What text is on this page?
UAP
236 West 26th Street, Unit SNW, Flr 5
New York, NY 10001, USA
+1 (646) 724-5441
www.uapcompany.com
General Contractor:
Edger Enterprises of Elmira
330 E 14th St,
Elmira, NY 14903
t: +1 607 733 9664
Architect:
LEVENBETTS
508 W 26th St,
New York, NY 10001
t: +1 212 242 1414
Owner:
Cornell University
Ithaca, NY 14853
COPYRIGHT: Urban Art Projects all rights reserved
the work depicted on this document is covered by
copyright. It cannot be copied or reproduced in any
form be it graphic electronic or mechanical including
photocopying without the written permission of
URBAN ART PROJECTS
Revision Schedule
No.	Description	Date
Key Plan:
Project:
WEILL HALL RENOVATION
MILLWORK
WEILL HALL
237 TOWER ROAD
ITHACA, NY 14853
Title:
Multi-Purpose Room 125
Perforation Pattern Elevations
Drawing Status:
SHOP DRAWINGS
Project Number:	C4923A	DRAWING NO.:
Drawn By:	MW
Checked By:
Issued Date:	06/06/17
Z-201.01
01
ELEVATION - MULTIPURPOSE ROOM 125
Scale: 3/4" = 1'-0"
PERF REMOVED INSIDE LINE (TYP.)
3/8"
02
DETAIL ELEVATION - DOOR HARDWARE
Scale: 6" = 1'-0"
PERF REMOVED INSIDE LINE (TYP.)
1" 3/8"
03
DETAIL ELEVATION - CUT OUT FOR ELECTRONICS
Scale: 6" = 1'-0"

·····

Write the material out again word for word.

COMPLETE RESPONSE:
What text is on this page?
UAP
236 West 26th Street, Unit SNW, Flr 5
New York, NY 10001, USA
+1 (646) 724-5441
www.uapcompany.com
General Contractor:
Edger Enterprises of Elmira
330 E 14th St,
Elmira, NY 14903
t: +1 607 733 9664
Architect:
LEVENBETTS
508 W 26th St,
New York, NY 10001
t: +1 212 242 1414
Owner:
Cornell University
Ithaca, NY 14853
COPYRIGHT: Urban Art Projects all rights reserved
the work depicted on this document is covered by
copyright. It cannot be copied or reproduced in any
form be it graphic electronic or mechanical including
photocopying without the written permission of
URBAN ART PROJECTS
Revision Schedule
No.	Description	Date
Key Plan:
Project:
WEILL HALL RENOVATION
MILLWORK
WEILL HALL
237 TOWER ROAD
ITHACA, NY 14853
Title:
Multi-Purpose Room 125
Perforation Pattern Elevations
Drawing Status:
SHOP DRAWINGS
Project Number:	C4923A	DRAWING NO.:
Drawn By:	MW
Checked By:
Issued Date:	06/06/17
Z-201.01
01
ELEVATION - MULTIPURPOSE ROOM 125
Scale: 3/4" = 1'-0"
PERF REMOVED INSIDE LINE (TYP.)
3/8"
02
DETAIL ELEVATION - DOOR HARDWARE
Scale: 6" = 1'-0"
PERF REMOVED INSIDE LINE (TYP.)
1" 3/8"
03
DETAIL ELEVATION - CUT OUT FOR ELECTRONICS
Scale: 6" = 1'-0"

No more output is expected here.